(Dataset entries)
+ + +

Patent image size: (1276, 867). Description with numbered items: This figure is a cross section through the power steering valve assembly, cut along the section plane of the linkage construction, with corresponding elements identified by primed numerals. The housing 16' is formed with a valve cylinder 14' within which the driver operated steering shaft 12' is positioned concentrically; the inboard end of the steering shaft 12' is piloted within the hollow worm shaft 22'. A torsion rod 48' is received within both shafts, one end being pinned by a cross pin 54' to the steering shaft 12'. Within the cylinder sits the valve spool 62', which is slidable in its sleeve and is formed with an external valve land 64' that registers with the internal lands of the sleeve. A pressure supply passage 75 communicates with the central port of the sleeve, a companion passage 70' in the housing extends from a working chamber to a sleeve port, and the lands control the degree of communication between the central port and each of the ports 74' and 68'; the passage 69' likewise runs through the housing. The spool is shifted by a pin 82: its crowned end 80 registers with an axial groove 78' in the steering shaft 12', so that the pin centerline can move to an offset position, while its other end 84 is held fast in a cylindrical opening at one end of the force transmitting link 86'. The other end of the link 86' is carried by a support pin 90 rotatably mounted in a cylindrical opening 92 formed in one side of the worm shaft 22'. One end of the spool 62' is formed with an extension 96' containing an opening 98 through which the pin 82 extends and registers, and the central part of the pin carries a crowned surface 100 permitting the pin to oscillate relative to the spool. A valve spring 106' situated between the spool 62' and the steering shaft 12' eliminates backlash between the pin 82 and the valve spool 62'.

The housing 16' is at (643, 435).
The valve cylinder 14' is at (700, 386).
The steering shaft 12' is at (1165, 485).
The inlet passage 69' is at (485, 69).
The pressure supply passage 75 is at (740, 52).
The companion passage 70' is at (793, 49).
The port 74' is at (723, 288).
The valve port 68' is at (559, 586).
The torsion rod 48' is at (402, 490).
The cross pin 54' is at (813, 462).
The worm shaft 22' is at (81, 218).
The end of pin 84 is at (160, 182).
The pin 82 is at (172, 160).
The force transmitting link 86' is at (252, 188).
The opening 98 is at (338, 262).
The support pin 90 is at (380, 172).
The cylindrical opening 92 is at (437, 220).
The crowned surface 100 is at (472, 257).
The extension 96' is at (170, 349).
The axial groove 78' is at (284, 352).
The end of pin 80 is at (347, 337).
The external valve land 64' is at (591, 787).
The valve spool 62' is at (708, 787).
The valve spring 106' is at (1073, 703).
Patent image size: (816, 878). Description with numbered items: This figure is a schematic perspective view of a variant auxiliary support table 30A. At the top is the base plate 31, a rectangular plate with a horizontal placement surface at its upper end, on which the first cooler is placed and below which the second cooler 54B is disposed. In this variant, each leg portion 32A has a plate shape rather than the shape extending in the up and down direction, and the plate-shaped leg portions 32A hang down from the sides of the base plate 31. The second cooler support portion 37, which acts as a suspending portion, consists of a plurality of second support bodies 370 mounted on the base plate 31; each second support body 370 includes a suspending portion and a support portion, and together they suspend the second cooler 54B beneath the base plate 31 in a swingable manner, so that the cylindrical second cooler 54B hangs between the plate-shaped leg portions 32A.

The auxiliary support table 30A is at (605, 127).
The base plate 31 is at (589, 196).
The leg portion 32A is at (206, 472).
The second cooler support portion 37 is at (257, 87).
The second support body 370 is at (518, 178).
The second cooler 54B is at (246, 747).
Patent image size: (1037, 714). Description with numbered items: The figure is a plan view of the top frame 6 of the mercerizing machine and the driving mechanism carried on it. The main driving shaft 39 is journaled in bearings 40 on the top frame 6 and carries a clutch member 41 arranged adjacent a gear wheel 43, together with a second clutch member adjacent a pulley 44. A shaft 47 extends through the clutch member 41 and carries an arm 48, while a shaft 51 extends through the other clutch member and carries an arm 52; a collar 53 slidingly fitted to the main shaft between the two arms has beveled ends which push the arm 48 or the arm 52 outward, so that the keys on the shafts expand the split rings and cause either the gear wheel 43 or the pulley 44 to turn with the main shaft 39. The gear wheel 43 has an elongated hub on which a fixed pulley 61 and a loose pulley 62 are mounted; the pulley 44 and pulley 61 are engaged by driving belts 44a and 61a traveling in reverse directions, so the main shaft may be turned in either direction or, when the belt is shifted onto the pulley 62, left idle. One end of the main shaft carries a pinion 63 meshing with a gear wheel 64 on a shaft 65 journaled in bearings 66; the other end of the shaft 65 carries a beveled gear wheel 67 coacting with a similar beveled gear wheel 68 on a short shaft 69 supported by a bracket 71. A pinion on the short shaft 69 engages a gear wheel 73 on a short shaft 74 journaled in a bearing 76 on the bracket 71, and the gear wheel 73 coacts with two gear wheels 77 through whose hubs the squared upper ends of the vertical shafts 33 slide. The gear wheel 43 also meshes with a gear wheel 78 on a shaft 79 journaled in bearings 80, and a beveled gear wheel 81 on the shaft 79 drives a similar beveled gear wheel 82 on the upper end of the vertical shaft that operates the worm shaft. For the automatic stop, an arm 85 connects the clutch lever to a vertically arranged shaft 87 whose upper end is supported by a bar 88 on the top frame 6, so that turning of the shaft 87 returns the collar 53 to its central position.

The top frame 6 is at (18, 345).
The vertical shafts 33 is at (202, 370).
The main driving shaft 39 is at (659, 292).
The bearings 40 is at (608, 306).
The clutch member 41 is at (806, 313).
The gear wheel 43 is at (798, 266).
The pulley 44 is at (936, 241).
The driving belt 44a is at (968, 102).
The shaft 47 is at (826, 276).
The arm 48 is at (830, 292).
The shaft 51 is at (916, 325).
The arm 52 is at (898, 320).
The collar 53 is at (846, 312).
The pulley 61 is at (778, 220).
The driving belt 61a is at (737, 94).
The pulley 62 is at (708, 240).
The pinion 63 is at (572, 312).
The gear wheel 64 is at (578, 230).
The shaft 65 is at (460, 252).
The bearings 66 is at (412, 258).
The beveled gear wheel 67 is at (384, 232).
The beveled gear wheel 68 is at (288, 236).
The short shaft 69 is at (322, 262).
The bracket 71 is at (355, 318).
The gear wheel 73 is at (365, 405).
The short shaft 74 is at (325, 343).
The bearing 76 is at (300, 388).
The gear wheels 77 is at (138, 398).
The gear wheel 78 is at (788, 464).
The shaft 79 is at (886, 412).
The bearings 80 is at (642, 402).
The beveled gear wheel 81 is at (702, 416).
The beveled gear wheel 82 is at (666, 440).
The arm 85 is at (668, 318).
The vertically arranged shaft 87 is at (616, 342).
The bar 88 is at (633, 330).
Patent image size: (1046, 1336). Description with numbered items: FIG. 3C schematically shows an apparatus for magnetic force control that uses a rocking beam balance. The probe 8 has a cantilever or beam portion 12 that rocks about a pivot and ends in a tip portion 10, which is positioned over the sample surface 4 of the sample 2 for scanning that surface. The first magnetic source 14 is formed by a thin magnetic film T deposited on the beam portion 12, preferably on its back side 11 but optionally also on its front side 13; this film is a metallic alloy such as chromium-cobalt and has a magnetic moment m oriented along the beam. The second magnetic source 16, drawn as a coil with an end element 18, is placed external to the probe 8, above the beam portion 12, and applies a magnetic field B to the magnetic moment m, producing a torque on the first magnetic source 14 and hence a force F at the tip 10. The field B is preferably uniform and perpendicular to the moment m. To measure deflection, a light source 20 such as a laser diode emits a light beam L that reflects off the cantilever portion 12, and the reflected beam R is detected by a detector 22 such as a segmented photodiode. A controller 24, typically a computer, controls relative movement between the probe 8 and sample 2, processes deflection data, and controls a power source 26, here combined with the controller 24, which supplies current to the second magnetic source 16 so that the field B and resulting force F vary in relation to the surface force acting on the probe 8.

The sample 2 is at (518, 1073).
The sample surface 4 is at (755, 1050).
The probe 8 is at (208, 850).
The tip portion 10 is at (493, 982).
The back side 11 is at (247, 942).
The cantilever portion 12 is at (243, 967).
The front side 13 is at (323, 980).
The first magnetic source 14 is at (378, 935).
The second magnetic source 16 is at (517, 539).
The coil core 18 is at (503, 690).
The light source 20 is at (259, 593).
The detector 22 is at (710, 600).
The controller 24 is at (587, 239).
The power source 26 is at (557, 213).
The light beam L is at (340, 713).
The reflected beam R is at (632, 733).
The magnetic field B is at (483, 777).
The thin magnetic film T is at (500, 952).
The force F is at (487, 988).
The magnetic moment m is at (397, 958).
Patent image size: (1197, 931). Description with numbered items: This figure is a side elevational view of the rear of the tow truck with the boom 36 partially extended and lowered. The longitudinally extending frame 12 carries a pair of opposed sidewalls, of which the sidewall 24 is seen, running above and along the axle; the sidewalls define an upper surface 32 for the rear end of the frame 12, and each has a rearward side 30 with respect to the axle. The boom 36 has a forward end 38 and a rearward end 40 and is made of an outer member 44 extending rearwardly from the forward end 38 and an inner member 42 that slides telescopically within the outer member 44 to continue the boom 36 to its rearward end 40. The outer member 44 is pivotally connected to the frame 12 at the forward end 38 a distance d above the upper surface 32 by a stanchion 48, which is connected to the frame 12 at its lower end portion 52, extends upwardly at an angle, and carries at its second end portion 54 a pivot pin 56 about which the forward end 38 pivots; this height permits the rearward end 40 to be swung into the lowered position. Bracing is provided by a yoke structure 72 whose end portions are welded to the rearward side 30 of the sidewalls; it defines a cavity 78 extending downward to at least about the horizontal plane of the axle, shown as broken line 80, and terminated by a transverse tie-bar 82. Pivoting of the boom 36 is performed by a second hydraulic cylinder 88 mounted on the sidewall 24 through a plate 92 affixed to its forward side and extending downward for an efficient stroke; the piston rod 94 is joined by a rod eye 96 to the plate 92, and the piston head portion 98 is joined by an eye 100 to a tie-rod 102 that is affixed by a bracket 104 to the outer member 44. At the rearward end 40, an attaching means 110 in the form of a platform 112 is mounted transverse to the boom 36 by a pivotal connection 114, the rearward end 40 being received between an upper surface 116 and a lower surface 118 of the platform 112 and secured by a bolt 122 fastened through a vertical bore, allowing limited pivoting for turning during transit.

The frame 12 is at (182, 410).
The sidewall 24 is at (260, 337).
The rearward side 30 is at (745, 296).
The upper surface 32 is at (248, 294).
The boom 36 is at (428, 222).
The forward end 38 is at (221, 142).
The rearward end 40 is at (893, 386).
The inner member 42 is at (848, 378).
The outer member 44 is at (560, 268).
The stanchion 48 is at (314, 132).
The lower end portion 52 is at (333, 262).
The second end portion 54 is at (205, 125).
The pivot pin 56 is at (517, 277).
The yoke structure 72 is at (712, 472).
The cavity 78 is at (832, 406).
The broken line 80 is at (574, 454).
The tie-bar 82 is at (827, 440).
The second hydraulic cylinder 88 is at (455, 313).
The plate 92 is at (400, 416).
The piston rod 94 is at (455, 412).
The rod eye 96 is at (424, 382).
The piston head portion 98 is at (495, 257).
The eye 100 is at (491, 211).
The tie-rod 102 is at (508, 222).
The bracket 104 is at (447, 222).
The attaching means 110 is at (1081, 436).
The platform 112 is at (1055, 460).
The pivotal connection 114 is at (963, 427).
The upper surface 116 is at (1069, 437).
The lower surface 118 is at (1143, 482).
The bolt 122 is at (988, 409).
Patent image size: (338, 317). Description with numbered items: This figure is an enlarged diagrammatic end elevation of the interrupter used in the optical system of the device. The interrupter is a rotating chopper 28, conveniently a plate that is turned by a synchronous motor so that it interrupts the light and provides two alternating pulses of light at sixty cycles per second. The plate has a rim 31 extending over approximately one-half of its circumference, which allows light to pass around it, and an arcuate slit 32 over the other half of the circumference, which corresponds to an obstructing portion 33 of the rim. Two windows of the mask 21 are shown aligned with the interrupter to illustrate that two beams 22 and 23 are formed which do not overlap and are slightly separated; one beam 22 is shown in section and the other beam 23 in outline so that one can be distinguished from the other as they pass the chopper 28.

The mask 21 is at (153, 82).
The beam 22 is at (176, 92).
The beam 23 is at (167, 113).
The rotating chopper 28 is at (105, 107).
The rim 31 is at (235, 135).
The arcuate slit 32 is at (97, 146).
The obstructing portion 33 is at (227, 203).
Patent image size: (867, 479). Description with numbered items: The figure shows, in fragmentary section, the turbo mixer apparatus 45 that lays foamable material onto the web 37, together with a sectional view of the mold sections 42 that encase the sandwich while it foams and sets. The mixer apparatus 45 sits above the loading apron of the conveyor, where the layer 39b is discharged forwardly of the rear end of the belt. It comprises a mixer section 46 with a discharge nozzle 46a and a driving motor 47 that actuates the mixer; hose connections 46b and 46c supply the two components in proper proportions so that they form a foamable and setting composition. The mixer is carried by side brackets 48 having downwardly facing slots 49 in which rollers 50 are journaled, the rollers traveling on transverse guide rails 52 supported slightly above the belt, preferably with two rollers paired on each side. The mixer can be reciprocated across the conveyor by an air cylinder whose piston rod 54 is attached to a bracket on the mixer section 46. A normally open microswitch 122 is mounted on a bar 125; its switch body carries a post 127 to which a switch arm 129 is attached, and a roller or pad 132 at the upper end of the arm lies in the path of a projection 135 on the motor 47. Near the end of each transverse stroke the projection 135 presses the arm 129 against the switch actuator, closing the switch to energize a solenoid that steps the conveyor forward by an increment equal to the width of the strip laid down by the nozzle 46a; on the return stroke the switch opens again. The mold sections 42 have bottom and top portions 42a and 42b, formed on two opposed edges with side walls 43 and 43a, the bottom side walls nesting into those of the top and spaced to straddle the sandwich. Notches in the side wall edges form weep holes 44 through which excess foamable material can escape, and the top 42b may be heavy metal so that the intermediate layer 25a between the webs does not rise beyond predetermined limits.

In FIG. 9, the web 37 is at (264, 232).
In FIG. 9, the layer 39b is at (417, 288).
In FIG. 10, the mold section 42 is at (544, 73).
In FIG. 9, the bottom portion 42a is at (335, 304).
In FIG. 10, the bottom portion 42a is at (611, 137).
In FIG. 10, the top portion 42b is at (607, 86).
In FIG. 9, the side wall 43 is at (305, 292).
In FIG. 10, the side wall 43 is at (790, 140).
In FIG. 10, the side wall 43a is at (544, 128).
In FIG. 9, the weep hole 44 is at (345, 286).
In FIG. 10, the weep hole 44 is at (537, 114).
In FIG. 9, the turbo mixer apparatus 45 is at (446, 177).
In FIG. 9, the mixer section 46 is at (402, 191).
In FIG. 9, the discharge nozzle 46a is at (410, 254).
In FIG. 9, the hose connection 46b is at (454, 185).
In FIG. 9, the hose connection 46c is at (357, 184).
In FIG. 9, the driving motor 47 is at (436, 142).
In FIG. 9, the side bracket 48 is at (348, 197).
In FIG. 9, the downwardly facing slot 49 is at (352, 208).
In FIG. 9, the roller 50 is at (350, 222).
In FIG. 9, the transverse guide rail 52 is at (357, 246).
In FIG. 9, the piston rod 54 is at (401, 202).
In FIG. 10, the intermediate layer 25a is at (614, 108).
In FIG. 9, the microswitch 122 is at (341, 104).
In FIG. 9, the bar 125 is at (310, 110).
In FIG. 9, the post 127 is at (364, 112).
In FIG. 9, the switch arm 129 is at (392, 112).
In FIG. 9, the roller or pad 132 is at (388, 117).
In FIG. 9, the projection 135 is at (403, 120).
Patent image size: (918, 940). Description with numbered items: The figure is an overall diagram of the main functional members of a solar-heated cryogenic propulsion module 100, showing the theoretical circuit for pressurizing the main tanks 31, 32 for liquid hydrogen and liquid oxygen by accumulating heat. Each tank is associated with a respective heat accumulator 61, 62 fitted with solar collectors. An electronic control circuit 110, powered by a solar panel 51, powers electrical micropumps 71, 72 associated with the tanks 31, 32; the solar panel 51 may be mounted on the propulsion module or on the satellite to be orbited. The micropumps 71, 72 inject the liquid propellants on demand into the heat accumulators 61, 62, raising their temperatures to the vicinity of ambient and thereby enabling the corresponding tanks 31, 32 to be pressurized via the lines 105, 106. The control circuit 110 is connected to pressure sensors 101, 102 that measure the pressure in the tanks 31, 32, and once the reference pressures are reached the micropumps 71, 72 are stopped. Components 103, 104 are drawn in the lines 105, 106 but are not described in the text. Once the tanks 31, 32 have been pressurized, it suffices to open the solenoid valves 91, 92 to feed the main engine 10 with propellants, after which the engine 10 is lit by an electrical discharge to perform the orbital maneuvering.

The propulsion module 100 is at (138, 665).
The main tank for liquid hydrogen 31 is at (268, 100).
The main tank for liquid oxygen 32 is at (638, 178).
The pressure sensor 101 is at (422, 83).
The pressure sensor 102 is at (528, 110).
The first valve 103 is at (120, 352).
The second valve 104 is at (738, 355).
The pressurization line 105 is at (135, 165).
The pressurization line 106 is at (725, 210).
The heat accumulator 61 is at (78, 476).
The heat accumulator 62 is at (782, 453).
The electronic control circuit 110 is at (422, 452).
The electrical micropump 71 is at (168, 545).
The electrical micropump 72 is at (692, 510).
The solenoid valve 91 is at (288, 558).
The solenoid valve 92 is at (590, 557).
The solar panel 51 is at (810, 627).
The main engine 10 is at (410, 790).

+ + +

■ Problem description ■
Return the lines starting with the line with "Patent image size: (1046, 1336)." and going on through the line with "The sample 2 is at (518, 1073).", reproduced verbatim with no changes.

■ Task result ■
Patent image size: (1046, 1336). Description with numbered items: FIG. 3C schematically shows an apparatus for magnetic force control that uses a rocking beam balance. The probe 8 has a cantilever or beam portion 12 that rocks about a pivot and ends in a tip portion 10, which is positioned over the sample surface 4 of the sample 2 for scanning that surface. The first magnetic source 14 is formed by a thin magnetic film T deposited on the beam portion 12, preferably on its back side 11 but optionally also on its front side 13; this film is a metallic alloy such as chromium-cobalt and has a magnetic moment m oriented along the beam. The second magnetic source 16, drawn as a coil with an end element 18, is placed external to the probe 8, above the beam portion 12, and applies a magnetic field B to the magnetic moment m, producing a torque on the first magnetic source 14 and hence a force F at the tip 10. The field B is preferably uniform and perpendicular to the moment m. To measure deflection, a light source 20 such as a laser diode emits a light beam L that reflects off the cantilever portion 12, and the reflected beam R is detected by a detector 22 such as a segmented photodiode. A controller 24, typically a computer, controls relative movement between the probe 8 and sample 2, processes deflection data, and controls a power source 26, here combined with the controller 24, which supplies current to the second magnetic source 16 so that the field B and resulting force F vary in relation to the surface force acting on the probe 8.

The sample 2 is at (518, 1073).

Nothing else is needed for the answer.